== Extracted data entries ==
-*-*-
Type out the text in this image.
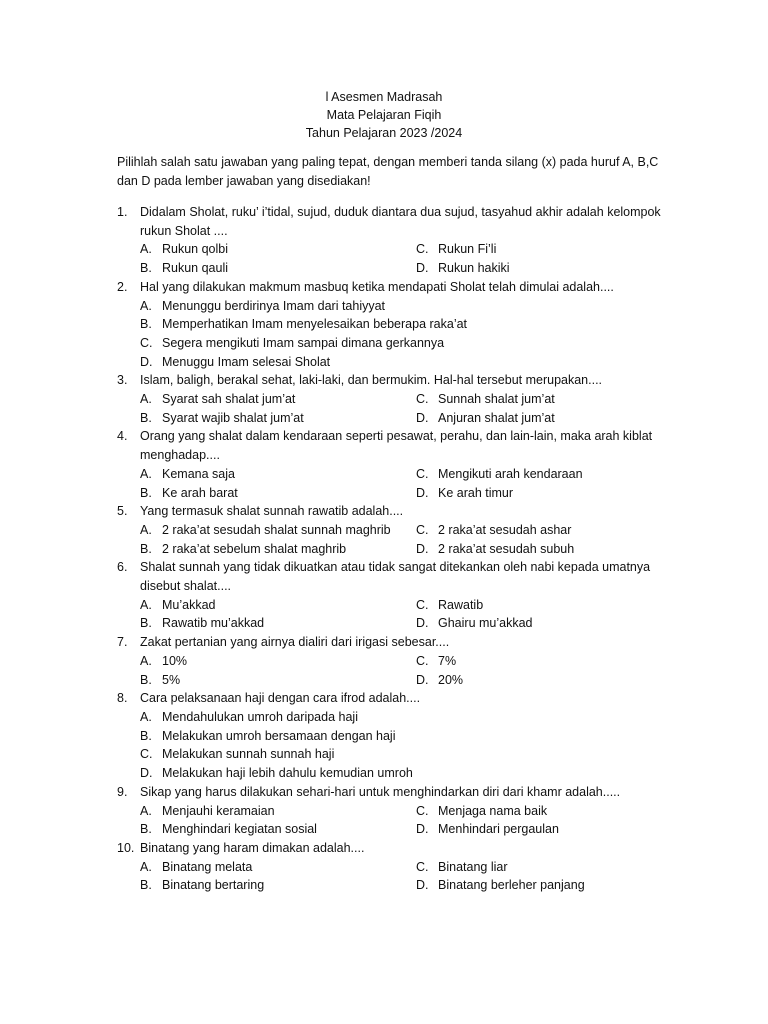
l Asesmen Madrasah
Mata Pelajaran Fiqih
Tahun Pelajaran 2023 /2024
Pilihlah salah satu jawaban yang paling tepat, dengan memberi tanda silang (x) pada huruf A, B,C dan D pada lember jawaban yang disediakan!
1.	Didalam Sholat, ruku’ i’tidal, sujud, duduk diantara dua sujud, tasyahud akhir adalah kelompok rukun Sholat ....
A. Rukun qolbi	C. Rukun Fi’li
B. Rukun qauli	D. Rukun hakiki
2.	Hal yang dilakukan makmum masbuq ketika mendapati Sholat telah dimulai adalah....
A. Menunggu berdirinya Imam dari tahiyyat
B. Memperhatikan Imam menyelesaikan beberapa raka’at
C. Segera mengikuti Imam sampai dimana gerkannya
D. Menuggu Imam selesai Sholat
3.	Islam, baligh, berakal sehat, laki-laki, dan bermukim. Hal-hal tersebut merupakan....
A. Syarat sah shalat jum’at	C. Sunnah shalat jum’at
B. Syarat wajib shalat jum’at	D. Anjuran shalat jum’at
4.	Orang yang shalat dalam kendaraan seperti pesawat, perahu, dan lain-lain, maka arah kiblat menghadap....
A. Kemana saja	C. Mengikuti arah kendaraan
B. Ke arah barat	D. Ke arah timur
5.	Yang termasuk shalat sunnah rawatib adalah....
A. 2 raka’at sesudah shalat sunnah maghrib C. 2 raka’at sesudah ashar
B. 2 raka’at sebelum shalat maghrib	D. 2 raka’at sesudah subuh
6.	Shalat sunnah yang tidak dikuatkan atau tidak sangat ditekankan oleh nabi kepada umatnya disebut shalat....
A. Mu’akkad	C. Rawatib
B. Rawatib mu’akkad	D. Ghairu mu’akkad
7.	Zakat pertanian yang airnya dialiri dari irigasi sebesar....
A. 10%	C. 7%
B. 5%	D. 20%
8.	Cara pelaksanaan haji dengan cara ifrod adalah....
A. Mendahulukan umroh daripada haji
B. Melakukan umroh bersamaan dengan haji
C. Melakukan sunnah sunnah haji
D. Melakukan haji lebih dahulu kemudian umroh
9.	Sikap yang harus dilakukan sehari-hari untuk menghindarkan diri dari khamr adalah.....
A. Menjauhi keramaian	C. Menjaga nama baik
B. Menghindari kegiatan sosial	D. Menhindari pergaulan
10. Binatang yang haram dimakan adalah....
A. Binatang melata	C. Binatang liar
B. Binatang bertaring	D. Binatang berleher panjang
-*-*-
== Required work ==
Give back each entry exactly as it appears, with no pictures.

== Answer to this exercise ==
Type out the text in this image.
l Asesmen Madrasah
Mata Pelajaran Fiqih
Tahun Pelajaran 2023 /2024
Pilihlah salah satu jawaban yang paling tepat, dengan memberi tanda silang (x) pada huruf A, B,C dan D pada lember jawaban yang disediakan!
1.	Didalam Sholat, ruku’ i’tidal, sujud, duduk diantara dua sujud, tasyahud akhir adalah kelompok rukun Sholat ....
A. Rukun qolbi	C. Rukun Fi’li
B. Rukun qauli	D. Rukun hakiki
2.	Hal yang dilakukan makmum masbuq ketika mendapati Sholat telah dimulai adalah....
A. Menunggu berdirinya Imam dari tahiyyat
B. Memperhatikan Imam menyelesaikan beberapa raka’at
C. Segera mengikuti Imam sampai dimana gerkannya
D. Menuggu Imam selesai Sholat
3.	Islam, baligh, berakal sehat, laki-laki, dan bermukim. Hal-hal tersebut merupakan....
A. Syarat sah shalat jum’at	C. Sunnah shalat jum’at
B. Syarat wajib shalat jum’at	D. Anjuran shalat jum’at
4.	Orang yang shalat dalam kendaraan seperti pesawat, perahu, dan lain-lain, maka arah kiblat menghadap....
A. Kemana saja	C. Mengikuti arah kendaraan
B. Ke arah barat	D. Ke arah timur
5.	Yang termasuk shalat sunnah rawatib adalah....
A. 2 raka’at sesudah shalat sunnah maghrib C. 2 raka’at sesudah ashar
B. 2 raka’at sebelum shalat maghrib	D. 2 raka’at sesudah subuh
6.	Shalat sunnah yang tidak dikuatkan atau tidak sangat ditekankan oleh nabi kepada umatnya disebut shalat....
A. Mu’akkad	C. Rawatib
B. Rawatib mu’akkad	D. Ghairu mu’akkad
7.	Zakat pertanian yang airnya dialiri dari irigasi sebesar....
A. 10%	C. 7%
B. 5%	D. 20%
8.	Cara pelaksanaan haji dengan cara ifrod adalah....
A. Mendahulukan umroh daripada haji
B. Melakukan umroh bersamaan dengan haji
C. Melakukan sunnah sunnah haji
D. Melakukan haji lebih dahulu kemudian umroh
9.	Sikap yang harus dilakukan sehari-hari untuk menghindarkan diri dari khamr adalah.....
A. Menjauhi keramaian	C. Menjaga nama baik
B. Menghindari kegiatan sosial	D. Menhindari pergaulan
10. Binatang yang haram dimakan adalah....
A. Binatang melata	C. Binatang liar
B. Binatang bertaring	D. Binatang berleher panjang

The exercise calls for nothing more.